TASK PROMPT
Exactly as written, quote every line that follows, skipping the images.

Structured figure records
## START

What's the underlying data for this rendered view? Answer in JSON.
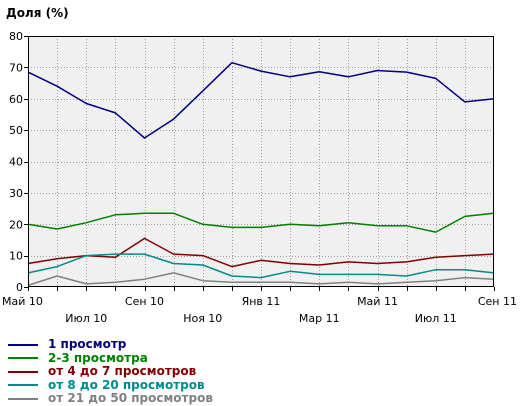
{
  "chart_data": {
    "type": "line",
    "ylabel": "Доля (%)",
    "ylim": [
      0,
      80
    ],
    "yticks": [
      0,
      10,
      20,
      30,
      40,
      50,
      60,
      70,
      80
    ],
    "grid": true,
    "legend_position": "bottom-left",
    "x": [
      "2010-05",
      "2010-06",
      "2010-07",
      "2010-08",
      "2010-09",
      "2010-10",
      "2010-11",
      "2010-12",
      "2011-01",
      "2011-02",
      "2011-03",
      "2011-04",
      "2011-05",
      "2011-06",
      "2011-07",
      "2011-08",
      "2011-09"
    ],
    "x_ticks_upper": [
      {
        "x": "2010-05",
        "label": "Май 10"
      },
      {
        "x": "2010-09",
        "label": "Сен 10"
      },
      {
        "x": "2011-01",
        "label": "Янв 11"
      },
      {
        "x": "2011-05",
        "label": "Май 11"
      },
      {
        "x": "2011-09",
        "label": "Сен 11"
      }
    ],
    "x_ticks_lower": [
      {
        "x": "2010-07",
        "label": "Июл 10"
      },
      {
        "x": "2010-11",
        "label": "Ноя 10"
      },
      {
        "x": "2011-03",
        "label": "Мар 11"
      },
      {
        "x": "2011-07",
        "label": "Июл 11"
      }
    ],
    "series": [
      {
        "name": "1 просмотр",
        "color": "#000080",
        "values": [
          68.5,
          64,
          58.5,
          55.5,
          47.5,
          53.5,
          62.5,
          71.5,
          68.8,
          67,
          68.6,
          67,
          69,
          68.5,
          66.5,
          59,
          60
        ]
      },
      {
        "name": "2-3 просмотра",
        "color": "#008000",
        "values": [
          20,
          18.5,
          20.5,
          23,
          23.5,
          23.5,
          20,
          19,
          19,
          20,
          19.5,
          20.5,
          19.5,
          19.5,
          17.5,
          22.5,
          23.5
        ]
      },
      {
        "name": "от 4 до 7 просмотров",
        "color": "#800000",
        "values": [
          7.5,
          9,
          10,
          9.5,
          15.5,
          10.5,
          10,
          6.5,
          8.5,
          7.5,
          7,
          8,
          7.5,
          8,
          9.5,
          10,
          10.5
        ]
      },
      {
        "name": "от 8 до 20 просмотров",
        "color": "#008b8b",
        "values": [
          4.5,
          6.5,
          10,
          10.5,
          10.5,
          7.5,
          7,
          3.5,
          3,
          5,
          4,
          4,
          4,
          3.5,
          5.5,
          5.5,
          4.5
        ]
      },
      {
        "name": "от 21 до 50 просмотров",
        "color": "#808080",
        "values": [
          0.5,
          3.5,
          1,
          1.5,
          2.5,
          4.5,
          2,
          1.5,
          1.5,
          1.5,
          1,
          1.5,
          1,
          1.5,
          2,
          3,
          2.5
        ]
      }
    ]
  }
}
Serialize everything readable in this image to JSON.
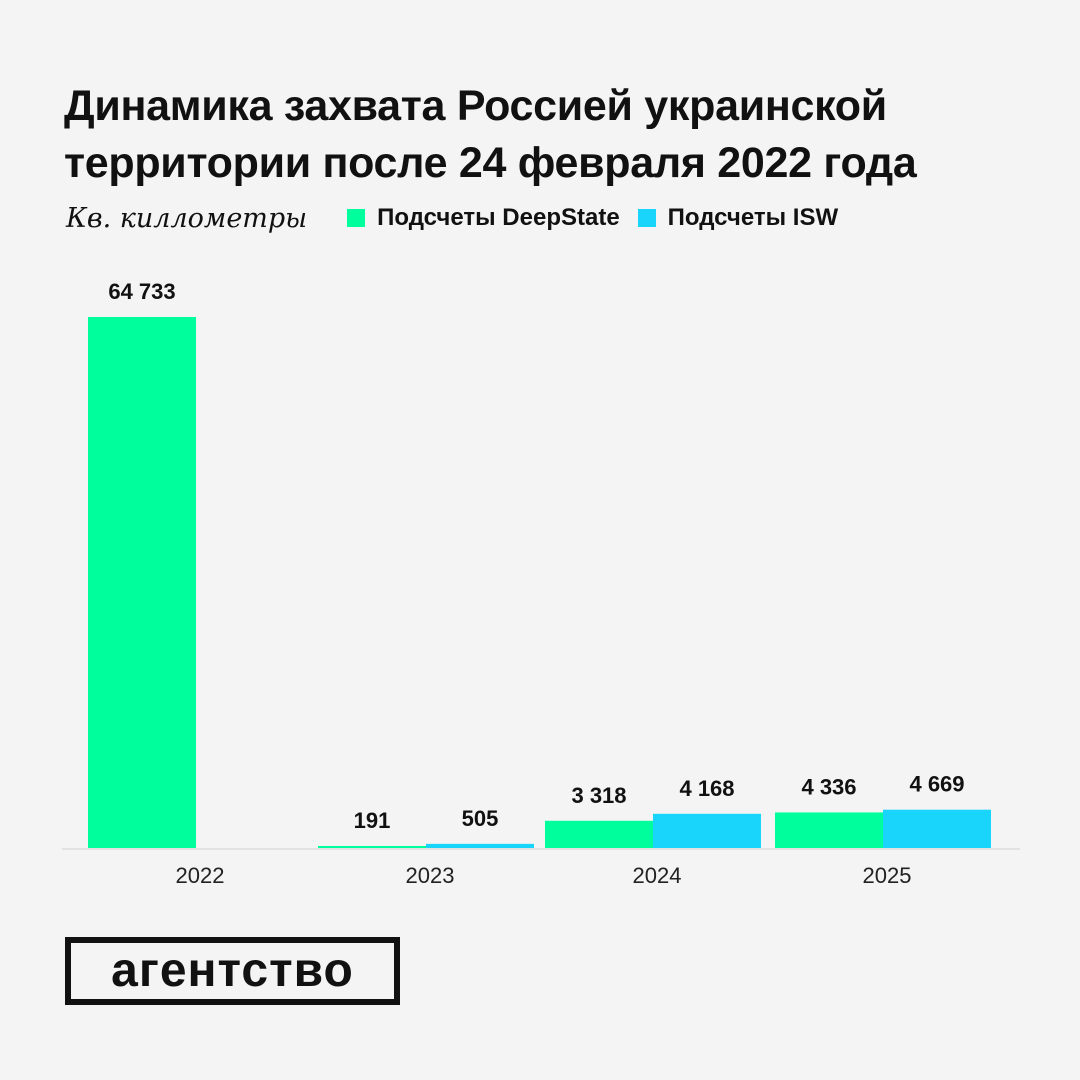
{
  "title": "Динамика захвата Россией украинской территории после 24 февраля 2022 года",
  "chart_data": {
    "type": "bar",
    "title": "Динамика захвата Россией украинской территории после 24 февраля 2022 года",
    "ylabel": "Кв. киллометры",
    "categories": [
      "2022",
      "2023",
      "2024",
      "2025"
    ],
    "series": [
      {
        "name": "Подсчеты DeepState",
        "color": "#00ff9c",
        "values": [
          64733,
          191,
          3318,
          4336
        ],
        "labels": [
          "64 733",
          "191",
          "3 318",
          "4 336"
        ]
      },
      {
        "name": "Подсчеты ISW",
        "color": "#1ad5fb",
        "values": [
          null,
          505,
          4168,
          4669
        ],
        "labels": [
          "",
          "505",
          "4 168",
          "4 669"
        ]
      }
    ],
    "ylim": [
      0,
      64733
    ],
    "grid": false,
    "legend_placement": "top-left"
  },
  "logo": "агентство"
}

## END

ANSWER
What's the underlying data for this rendered view? Answer in JSON.
{
  "chart_data": {
    "type": "line",
    "ylabel": "Доля (%)",
    "ylim": [
      0,
      80
    ],
    "yticks": [
      0,
      10,
      20,
      30,
      40,
      50,
      60,
      70,
      80
    ],
    "grid": true,
    "legend_position": "bottom-left",
    "x": [
      "2010-05",
      "2010-06",
      "2010-07",
      "2010-08",
      "2010-09",
      "2010-10",
      "2010-11",
      "2010-12",
      "2011-01",
      "2011-02",
      "2011-03",
      "2011-04",
      "2011-05",
      "2011-06",
      "2011-07",
      "2011-08",
      "2011-09"
    ],
    "x_ticks_upper": [
      {
        "x": "2010-05",
        "label": "Май 10"
      },
      {
        "x": "2010-09",
        "label": "Сен 10"
      },
      {
        "x": "2011-01",
        "label": "Янв 11"
      },
      {
        "x": "2011-05",
        "label": "Май 11"
      },
      {
        "x": "2011-09",
        "label": "Сен 11"
      }
    ],
    "x_ticks_lower": [
      {
        "x": "2010-07",
        "label": "Июл 10"
      },
      {
        "x": "2010-11",
        "label": "Ноя 10"
      },
      {
        "x": "2011-03",
        "label": "Мар 11"
      },
      {
        "x": "2011-07",
        "label": "Июл 11"
      }
    ],
    "series": [
      {
        "name": "1 просмотр",
        "color": "#000080",
        "values": [
          68.5,
          64,
          58.5,
          55.5,
          47.5,
          53.5,
          62.5,
          71.5,
          68.8,
          67,
          68.6,
          67,
          69,
          68.5,
          66.5,
          59,
          60
        ]
      },
      {
        "name": "2-3 просмотра",
        "color": "#008000",
        "values": [
          20,
          18.5,
          20.5,
          23,
          23.5,
          23.5,
          20,
          19,
          19,
          20,
          19.5,
          20.5,
          19.5,
          19.5,
          17.5,
          22.5,
          23.5
        ]
      },
      {
        "name": "от 4 до 7 просмотров",
        "color": "#800000",
        "values": [
          7.5,
          9,
          10,
          9.5,
          15.5,
          10.5,
          10,
          6.5,
          8.5,
          7.5,
          7,
          8,
          7.5,
          8,
          9.5,
          10,
          10.5
        ]
      },
      {
        "name": "от 8 до 20 просмотров",
        "color": "#008b8b",
        "values": [
          4.5,
          6.5,
          10,
          10.5,
          10.5,
          7.5,
          7,
          3.5,
          3,
          5,
          4,
          4,
          4,
          3.5,
          5.5,
          5.5,
          4.5
        ]
      },
      {
        "name": "от 21 до 50 просмотров",
        "color": "#808080",
        "values": [
          0.5,
          3.5,
          1,
          1.5,
          2.5,
          4.5,
          2,
          1.5,
          1.5,
          1.5,
          1,
          1.5,
          1,
          1.5,
          2,
          3,
          2.5
        ]
      }
    ]
  }
}
Serialize everything readable in this image to JSON.
{
  "title": "Динамика захвата Россией украинской территории после 24 февраля 2022 года",
  "chart_data": {
    "type": "bar",
    "title": "Динамика захвата Россией украинской территории после 24 февраля 2022 года",
    "ylabel": "Кв. киллометры",
    "categories": [
      "2022",
      "2023",
      "2024",
      "2025"
    ],
    "series": [
      {
        "name": "Подсчеты DeepState",
        "color": "#00ff9c",
        "values": [
          64733,
          191,
          3318,
          4336
        ],
        "labels": [
          "64 733",
          "191",
          "3 318",
          "4 336"
        ]
      },
      {
        "name": "Подсчеты ISW",
        "color": "#1ad5fb",
        "values": [
          null,
          505,
          4168,
          4669
        ],
        "labels": [
          "",
          "505",
          "4 168",
          "4 669"
        ]
      }
    ],
    "ylim": [
      0,
      64733
    ],
    "grid": false,
    "legend_placement": "top-left"
  },
  "logo": "агентство"
}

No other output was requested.